**Reading passage**

Meanwhile, the 5v5 multiplayer comes in three varieties, set on a multitude of maps: Capture, Incursion, and Meltdown. Capture is the closest to traditional FPS, mixing a team deathmatch mentality with capture points, while Meltdown has you escorting your side’s minions to the center of the map, where they’ll sacrifice themselves for the glory of your team. Incursion will likely be your primary focus in multiplayer, as it’s the most clearly MOBA-influenced mode: two teams battle for territory across a map with multiple pathways, wiping out waves of enemy minions and trying to push their forces into the opposing base where gigantic spider sentries (instead of towers) await.
The flow of matches
Rather than the drawn-out tug-of-wars that can unfold in League of Legends or Dota 2, Battleborn’s Incursion mode has more in common with the rapid, continuously exciting conflicts seen in Heroes of the Storm. Match length is capped at a lean 30 minutes, and whichever team deals more damage to the heavily shielded sentries in the enemy base is deemed the victor. In the event of a sentry HP tie, the team that scored the most points (accrued through hero kills, minions cleared, etc.) takes the match. It’s fast, constant action from start to finish, and during my play sessions on the foliage-covered, flank-encouraging Overgrowth map, it never felt like it was too late to mount a comeback.
There’s also a base-building element that can help you turn the tides: as you accrue crystalline shards by picking them up around the map or from the bodies of dead minions, you can spend your earnings to construct allied towers. Lightning turrets, nodes that speed up and buff your minions, healing stations – they can all be built and upgraded mid-battle, if you’ve got the shards. You can also purchase an additional, damage-soaking minion (known internally at Gearbox as ‘fat toddlers’) to push alongside the usual waves, or recruit Thrall Mercenaries to fight for your side for free by beating them into submission (similar to the neutral creep camps in HotS).
Gear in Battleborn isn’t the usual six-item collection purchased from a central shop. Instead, you spawn into the match with a predetermined loadout of three items, which must be activated to ‘switch on’ and provide any benefit. Activating your pieces of Gear also costs shards, creating an interesting conundrum: do you invest in the greater good of the team by upgrading your side’s buildings, or spend those shards on yourself to power up and potentially carry your team? Gear is acquired via randomized crates (think Battlefield) that are awarded simply for playing the game (though don’t be shocked if you’re eventually offered the opportunity to buy more for cash money).
You can also tune your hero’s particular strengths to your playstyle via the Helix system, which represents your character’s level over the course of a match. Your primary abilities (minus your ultimate that unlocks at level 5) are available from the get-go, so instead of boosting their properties incrementally as you level up, you’re given a choice between two tantalizing options each time you level that might completely change how your abilities function. You’re all but guaranteed to hit the level 10 cap every game, but depending on how you specced your Helix, your plan of attack or function on the team could be wildly different than when the match first started.

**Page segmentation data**
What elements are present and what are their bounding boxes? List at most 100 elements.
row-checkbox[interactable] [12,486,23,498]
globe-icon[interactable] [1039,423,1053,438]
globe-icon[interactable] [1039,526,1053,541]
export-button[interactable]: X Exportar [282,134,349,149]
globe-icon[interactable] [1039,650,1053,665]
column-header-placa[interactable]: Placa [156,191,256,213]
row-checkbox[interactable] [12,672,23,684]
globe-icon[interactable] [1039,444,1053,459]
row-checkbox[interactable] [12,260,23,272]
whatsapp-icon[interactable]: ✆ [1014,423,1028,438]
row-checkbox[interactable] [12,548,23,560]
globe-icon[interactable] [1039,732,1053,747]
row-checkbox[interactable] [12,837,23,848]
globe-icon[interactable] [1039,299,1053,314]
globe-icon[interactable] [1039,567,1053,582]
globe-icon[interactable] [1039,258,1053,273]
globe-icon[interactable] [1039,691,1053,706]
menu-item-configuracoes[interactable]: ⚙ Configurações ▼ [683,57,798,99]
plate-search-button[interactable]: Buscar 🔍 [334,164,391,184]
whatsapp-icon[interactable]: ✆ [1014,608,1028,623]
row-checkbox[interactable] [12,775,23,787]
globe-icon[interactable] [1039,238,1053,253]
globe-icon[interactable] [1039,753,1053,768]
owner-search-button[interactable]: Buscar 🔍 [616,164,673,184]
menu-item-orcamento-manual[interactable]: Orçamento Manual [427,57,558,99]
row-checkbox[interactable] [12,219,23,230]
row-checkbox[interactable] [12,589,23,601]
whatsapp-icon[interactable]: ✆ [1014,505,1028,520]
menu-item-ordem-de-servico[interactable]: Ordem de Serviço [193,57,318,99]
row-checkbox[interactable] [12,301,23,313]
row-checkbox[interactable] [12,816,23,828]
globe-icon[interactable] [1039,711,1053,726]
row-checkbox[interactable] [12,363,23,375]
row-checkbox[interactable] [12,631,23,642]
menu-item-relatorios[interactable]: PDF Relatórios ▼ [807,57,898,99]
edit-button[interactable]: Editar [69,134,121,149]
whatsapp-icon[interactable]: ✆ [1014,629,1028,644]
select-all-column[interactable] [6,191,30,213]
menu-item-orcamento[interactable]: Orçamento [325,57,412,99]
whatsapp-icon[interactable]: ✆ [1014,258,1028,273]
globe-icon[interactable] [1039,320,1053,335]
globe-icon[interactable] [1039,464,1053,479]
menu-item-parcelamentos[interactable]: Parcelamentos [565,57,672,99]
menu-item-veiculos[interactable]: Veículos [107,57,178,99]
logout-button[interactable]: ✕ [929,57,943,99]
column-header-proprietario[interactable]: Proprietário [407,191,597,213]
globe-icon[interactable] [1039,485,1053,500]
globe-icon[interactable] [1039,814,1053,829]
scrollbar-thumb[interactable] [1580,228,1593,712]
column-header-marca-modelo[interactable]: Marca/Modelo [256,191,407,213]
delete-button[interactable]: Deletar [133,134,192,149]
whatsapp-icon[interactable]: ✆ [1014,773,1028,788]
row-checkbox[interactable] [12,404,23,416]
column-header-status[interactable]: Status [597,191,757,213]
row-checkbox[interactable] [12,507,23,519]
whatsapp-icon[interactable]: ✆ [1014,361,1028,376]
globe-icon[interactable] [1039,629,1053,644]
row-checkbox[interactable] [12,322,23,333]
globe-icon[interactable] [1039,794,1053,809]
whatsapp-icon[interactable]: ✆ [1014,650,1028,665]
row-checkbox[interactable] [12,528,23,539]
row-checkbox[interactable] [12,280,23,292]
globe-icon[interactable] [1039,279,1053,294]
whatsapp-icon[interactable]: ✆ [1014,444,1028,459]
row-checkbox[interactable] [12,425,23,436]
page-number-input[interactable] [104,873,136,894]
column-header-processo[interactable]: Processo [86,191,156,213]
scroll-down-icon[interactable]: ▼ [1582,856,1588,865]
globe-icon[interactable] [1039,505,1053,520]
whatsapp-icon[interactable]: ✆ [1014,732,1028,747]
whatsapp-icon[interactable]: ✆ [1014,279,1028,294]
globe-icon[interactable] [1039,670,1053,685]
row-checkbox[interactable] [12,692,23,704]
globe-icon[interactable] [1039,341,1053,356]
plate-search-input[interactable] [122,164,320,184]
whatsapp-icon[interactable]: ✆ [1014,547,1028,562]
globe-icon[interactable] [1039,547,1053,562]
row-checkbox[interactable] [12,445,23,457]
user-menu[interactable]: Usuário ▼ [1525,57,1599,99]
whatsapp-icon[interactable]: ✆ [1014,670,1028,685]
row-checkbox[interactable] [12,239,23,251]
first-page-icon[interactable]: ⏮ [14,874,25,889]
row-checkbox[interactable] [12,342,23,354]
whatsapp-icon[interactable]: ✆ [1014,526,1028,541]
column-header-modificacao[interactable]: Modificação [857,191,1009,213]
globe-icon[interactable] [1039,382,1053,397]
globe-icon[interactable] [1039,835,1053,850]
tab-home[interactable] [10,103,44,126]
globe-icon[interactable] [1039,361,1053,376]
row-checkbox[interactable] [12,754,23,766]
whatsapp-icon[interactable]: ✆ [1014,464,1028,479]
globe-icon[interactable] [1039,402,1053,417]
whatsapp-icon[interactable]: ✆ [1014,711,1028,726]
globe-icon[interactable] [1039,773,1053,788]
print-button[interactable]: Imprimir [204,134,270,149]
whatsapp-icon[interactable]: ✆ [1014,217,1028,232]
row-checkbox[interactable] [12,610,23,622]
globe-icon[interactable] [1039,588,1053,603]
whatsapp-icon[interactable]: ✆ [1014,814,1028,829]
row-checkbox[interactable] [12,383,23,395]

**Required actions**
(a) Name every multiplayer mode that the Battleborn preview lists for the 5v5 game.
(b) Rewrite the part of the Battleborn preview that opens with the words containing "There’s also a" and closes with "camps in HotS).", putting "crystals" in place of "shards" each time it occurs.

**Responses**
(a) Capture, Incursion, Meltdown

(b)
There’s also a base-building element that can help you turn the tides: as you accrue crystalline crystals by picking them up around the map or from the bodies of dead minions, you can spend your earnings to construct allied towers. Lightning turrets, nodes that speed up and buff your minions, healing stations – they can all be built and upgraded mid-battle, if you’ve got the crystals. You can also purchase an additional, damage-soaking minion (known internally at Gearbox as ‘fat toddlers’) to push alongside the usual waves, or recruit Thrall Mercenaries to fight for your side for free by beating them into submission (similar to the neutral creep camps in HotS).